**To be done**.
Review the lines that follow and copy each one that contains the word "推荐人ID".

**Supplied entries**.

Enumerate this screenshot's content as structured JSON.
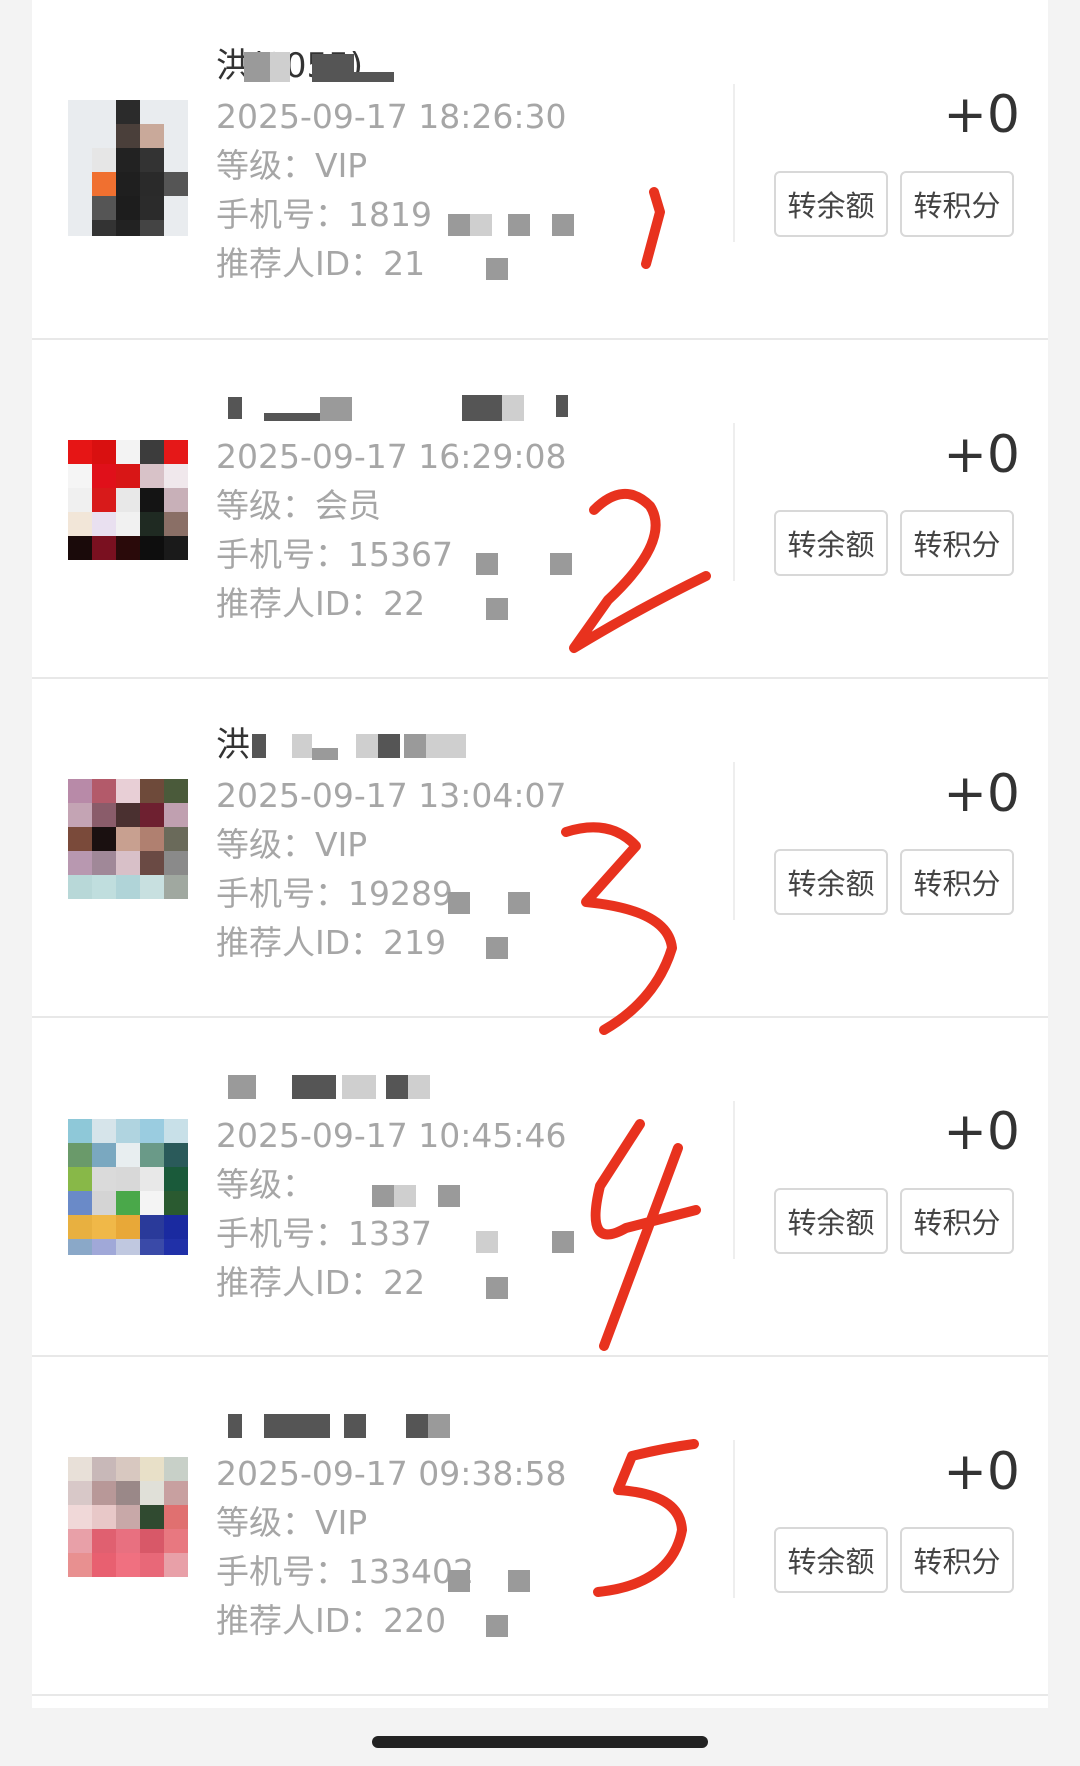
{
  "items": [
    {
      "name": "洪(0055)",
      "time": "2025-09-17 18:26:30",
      "level": "等级：VIP",
      "phone": "手机号：1819",
      "referrer": "推荐人ID：21",
      "amount": "+0",
      "btn_balance": "转余额",
      "btn_points": "转积分"
    },
    {
      "name": "",
      "time": "2025-09-17 16:29:08",
      "level": "等级：会员",
      "phone": "手机号：15367",
      "referrer": "推荐人ID：22",
      "amount": "+0",
      "btn_balance": "转余额",
      "btn_points": "转积分"
    },
    {
      "name": "洪",
      "time": "2025-09-17 13:04:07",
      "level": "等级：VIP",
      "phone": "手机号：19289",
      "referrer": "推荐人ID：219",
      "amount": "+0",
      "btn_balance": "转余额",
      "btn_points": "转积分"
    },
    {
      "name": "",
      "time": "2025-09-17 10:45:46",
      "level": "等级：",
      "phone": "手机号：1337",
      "referrer": "推荐人ID：22",
      "amount": "+0",
      "btn_balance": "转余额",
      "btn_points": "转积分"
    },
    {
      "name": "",
      "time": "2025-09-17 09:38:58",
      "level": "等级：VIP",
      "phone": "手机号：133402",
      "referrer": "推荐人ID：220",
      "amount": "+0",
      "btn_balance": "转余额",
      "btn_points": "转积分"
    }
  ],
  "annotations": [
    "1",
    "2",
    "3",
    "4",
    "5"
  ],
  "colors": {
    "annotation": "#e8321e",
    "text_primary": "#333333",
    "text_secondary": "#a6a6a6",
    "button_border": "#d8d8d8"
  }
}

**In response**.
      "referrer": "推荐人ID：21",
      "referrer": "推荐人ID：22",
      "referrer": "推荐人ID：219",
      "referrer": "推荐人ID：22",
      "referrer": "推荐人ID：220",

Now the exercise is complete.